Extract each line from the entries below that has the string "maliyyə" in it.

(Dataset rows about figures)
⁂

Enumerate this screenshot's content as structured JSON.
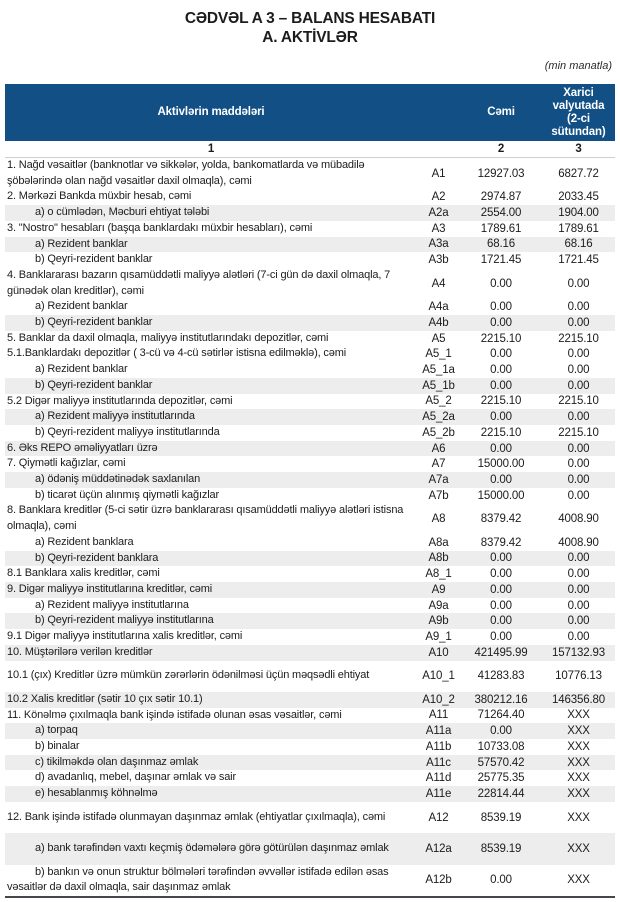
{
  "page": {
    "title_line1": "CƏDVƏL A 3 – BALANS HESABATI",
    "title_line2": "A. AKTİVLƏR",
    "unit_note": "(min manatla)"
  },
  "colors": {
    "header_bg": "#114f84",
    "header_text": "#ffffff",
    "stripe_bg": "#ededed",
    "text": "#1c1c1c",
    "bottom_border": "#44474b"
  },
  "table": {
    "headers": {
      "items": "Aktivlərin maddələri",
      "total": "Cəmi",
      "foreign": "Xarici valyutada (2-ci sütundan)"
    },
    "column_numbers": [
      "1",
      "2",
      "3"
    ],
    "rows": [
      {
        "label": "1. Nağd vəsaitlər (banknotlar və sikkələr, yolda, bankomatlarda və mübadilə şöbələrində olan nağd vəsaitlər daxil olmaqla), cəmi",
        "code": "A1",
        "total": "12927.03",
        "foreign": "6827.72",
        "shaded": false,
        "indent": false,
        "lines": 2
      },
      {
        "label": "2. Mərkəzi Bankda müxbir hesab, cəmi",
        "code": "A2",
        "total": "2974.87",
        "foreign": "2033.45",
        "shaded": false,
        "indent": false,
        "lines": 1
      },
      {
        "label": "a) o cümlədən, Məcburi ehtiyat tələbi",
        "code": "A2a",
        "total": "2554.00",
        "foreign": "1904.00",
        "shaded": true,
        "indent": true,
        "lines": 1
      },
      {
        "label": "3. \"Nostro\" hesabları (başqa banklardakı müxbir hesabları), cəmi",
        "code": "A3",
        "total": "1789.61",
        "foreign": "1789.61",
        "shaded": false,
        "indent": false,
        "lines": 1
      },
      {
        "label": "a) Rezident banklar",
        "code": "A3a",
        "total": "68.16",
        "foreign": "68.16",
        "shaded": true,
        "indent": true,
        "lines": 1
      },
      {
        "label": "b) Qeyri-rezident banklar",
        "code": "A3b",
        "total": "1721.45",
        "foreign": "1721.45",
        "shaded": false,
        "indent": true,
        "lines": 1
      },
      {
        "label": "4. Banklararası bazarın qısamüddətli maliyyə alətləri (7-ci gün də daxil olmaqla, 7 günədək olan kreditlər), cəmi",
        "code": "A4",
        "total": "0.00",
        "foreign": "0.00",
        "shaded": false,
        "indent": false,
        "lines": 2
      },
      {
        "label": "a) Rezident banklar",
        "code": "A4a",
        "total": "0.00",
        "foreign": "0.00",
        "shaded": false,
        "indent": true,
        "lines": 1
      },
      {
        "label": "b) Qeyri-rezident banklar",
        "code": "A4b",
        "total": "0.00",
        "foreign": "0.00",
        "shaded": true,
        "indent": true,
        "lines": 1
      },
      {
        "label": "5. Banklar da daxil olmaqla, maliyyə institutlarındakı depozitlər, cəmi",
        "code": "A5",
        "total": "2215.10",
        "foreign": "2215.10",
        "shaded": false,
        "indent": false,
        "lines": 1
      },
      {
        "label": "5.1.Banklardakı depozitlər ( 3-cü və 4-cü sətirlər istisna edilməklə), cəmi",
        "code": "A5_1",
        "total": "0.00",
        "foreign": "0.00",
        "shaded": false,
        "indent": false,
        "lines": 1
      },
      {
        "label": "a) Rezident banklar",
        "code": "A5_1a",
        "total": "0.00",
        "foreign": "0.00",
        "shaded": false,
        "indent": true,
        "lines": 1
      },
      {
        "label": "b) Qeyri-rezident banklar",
        "code": "A5_1b",
        "total": "0.00",
        "foreign": "0.00",
        "shaded": true,
        "indent": true,
        "lines": 1
      },
      {
        "label": "5.2 Digər maliyyə institutlarında depozitlər, cəmi",
        "code": "A5_2",
        "total": "2215.10",
        "foreign": "2215.10",
        "shaded": false,
        "indent": false,
        "lines": 1
      },
      {
        "label": "a) Rezident maliyyə institutlarında",
        "code": "A5_2a",
        "total": "0.00",
        "foreign": "0.00",
        "shaded": true,
        "indent": true,
        "lines": 1
      },
      {
        "label": "b) Qeyri-rezident maliyyə institutlarında",
        "code": "A5_2b",
        "total": "2215.10",
        "foreign": "2215.10",
        "shaded": false,
        "indent": true,
        "lines": 1
      },
      {
        "label": "6. Əks REPO əməliyyatları üzrə",
        "code": "A6",
        "total": "0.00",
        "foreign": "0.00",
        "shaded": true,
        "indent": false,
        "lines": 1
      },
      {
        "label": "7. Qiymətli kağızlar, cəmi",
        "code": "A7",
        "total": "15000.00",
        "foreign": "0.00",
        "shaded": false,
        "indent": false,
        "lines": 1
      },
      {
        "label": "a) ödəniş müddətinədək saxlanılan",
        "code": "A7a",
        "total": "0.00",
        "foreign": "0.00",
        "shaded": true,
        "indent": true,
        "lines": 1
      },
      {
        "label": "b) ticarət üçün alınmış qiymətli kağızlar",
        "code": "A7b",
        "total": "15000.00",
        "foreign": "0.00",
        "shaded": false,
        "indent": true,
        "lines": 1
      },
      {
        "label": "8. Banklara kreditlər (5-ci sətir üzrə banklararası qısamüddətli maliyyə alətləri istisna olmaqla), cəmi",
        "code": "A8",
        "total": "8379.42",
        "foreign": "4008.90",
        "shaded": false,
        "indent": false,
        "lines": 2
      },
      {
        "label": "a) Rezident banklara",
        "code": "A8a",
        "total": "8379.42",
        "foreign": "4008.90",
        "shaded": false,
        "indent": true,
        "lines": 1
      },
      {
        "label": "b) Qeyri-rezident banklara",
        "code": "A8b",
        "total": "0.00",
        "foreign": "0.00",
        "shaded": true,
        "indent": true,
        "lines": 1
      },
      {
        "label": "8.1 Banklara xalis kreditlər, cəmi",
        "code": "A8_1",
        "total": "0.00",
        "foreign": "0.00",
        "shaded": false,
        "indent": false,
        "lines": 1
      },
      {
        "label": "9. Digər maliyyə institutlarına kreditlər, cəmi",
        "code": "A9",
        "total": "0.00",
        "foreign": "0.00",
        "shaded": true,
        "indent": false,
        "lines": 1
      },
      {
        "label": "a) Rezident maliyyə institutlarına",
        "code": "A9a",
        "total": "0.00",
        "foreign": "0.00",
        "shaded": false,
        "indent": true,
        "lines": 1
      },
      {
        "label": "b) Qeyri-rezident maliyyə institutlarına",
        "code": "A9b",
        "total": "0.00",
        "foreign": "0.00",
        "shaded": true,
        "indent": true,
        "lines": 1
      },
      {
        "label": "9.1 Digər maliyyə institutlarına xalis kreditlər, cəmi",
        "code": "A9_1",
        "total": "0.00",
        "foreign": "0.00",
        "shaded": false,
        "indent": false,
        "lines": 1
      },
      {
        "label": "10. Müştərilərə verilən kreditlər",
        "code": "A10",
        "total": "421495.99",
        "foreign": "157132.93",
        "shaded": true,
        "indent": false,
        "lines": 1
      },
      {
        "label": "10.1 (çıx) Kreditlər üzrə mümkün zərərlərin ödənilməsi üçün məqsədli ehtiyat",
        "code": "A10_1",
        "total": "41283.83",
        "foreign": "10776.13",
        "shaded": false,
        "indent": false,
        "lines": 2
      },
      {
        "label": "10.2 Xalis kreditlər (sətir 10 çıx sətir 10.1)",
        "code": "A10_2",
        "total": "380212.16",
        "foreign": "146356.80",
        "shaded": true,
        "indent": false,
        "lines": 1
      },
      {
        "label": "11. Könəlmə çıxılmaqla bank işində istifadə olunan əsas vəsaitlər, cəmi",
        "code": "A11",
        "total": "71264.40",
        "foreign": "XXX",
        "shaded": false,
        "indent": false,
        "lines": 1
      },
      {
        "label": "a) torpaq",
        "code": "A11a",
        "total": "0.00",
        "foreign": "XXX",
        "shaded": true,
        "indent": true,
        "lines": 1
      },
      {
        "label": "b) binalar",
        "code": "A11b",
        "total": "10733.08",
        "foreign": "XXX",
        "shaded": false,
        "indent": true,
        "lines": 1
      },
      {
        "label": "c) tikilməkdə olan daşınmaz əmlak",
        "code": "A11c",
        "total": "57570.42",
        "foreign": "XXX",
        "shaded": true,
        "indent": true,
        "lines": 1
      },
      {
        "label": "d) avadanlıq, mebel, daşınar əmlak və sair",
        "code": "A11d",
        "total": "25775.35",
        "foreign": "XXX",
        "shaded": false,
        "indent": true,
        "lines": 1
      },
      {
        "label": "e) hesablanmış köhnəlmə",
        "code": "A11e",
        "total": "22814.44",
        "foreign": "XXX",
        "shaded": true,
        "indent": true,
        "lines": 1
      },
      {
        "label": "12. Bank işində istifadə olunmayan daşınmaz əmlak (ehtiyatlar çıxılmaqla), cəmi",
        "code": "A12",
        "total": "8539.19",
        "foreign": "XXX",
        "shaded": false,
        "indent": false,
        "lines": 2
      },
      {
        "label": "a) bank tərəfindən vaxtı keçmiş ödəmələrə görə götürülən daşınmaz əmlak",
        "code": "A12a",
        "total": "8539.19",
        "foreign": "XXX",
        "shaded": true,
        "indent": true,
        "lines": 2
      },
      {
        "label": "b) bankın və onun struktur bölmələri tərəfindən əvvəllər istifadə edilən əsas vəsaitlər də daxil olmaqla, sair daşınmaz əmlak",
        "code": "A12b",
        "total": "0.00",
        "foreign": "XXX",
        "shaded": false,
        "indent": true,
        "lines": 2
      }
    ]
  }
}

⁂

:: Result of the exercise ::
        "label": "4. Banklararası bazarın qısamüddətli maliyyə alətləri (7-ci gün də daxil olmaqla, 7 günədək olan kreditlər), cəmi",
        "label": "5. Banklar da daxil olmaqla, maliyyə institutlarındakı depozitlər, cəmi",
        "label": "5.2 Digər maliyyə institutlarında depozitlər, cəmi",
        "label": "a) Rezident maliyyə institutlarında",
        "label": "b) Qeyri-rezident maliyyə institutlarında",
        "label": "8. Banklara kreditlər (5-ci sətir üzrə banklararası qısamüddətli maliyyə alətləri istisna olmaqla), cəmi",
        "label": "9. Digər maliyyə institutlarına kreditlər, cəmi",
        "label": "a) Rezident maliyyə institutlarına",
        "label": "b) Qeyri-rezident maliyyə institutlarına",
        "label": "9.1 Digər maliyyə institutlarına xalis kreditlər, cəmi",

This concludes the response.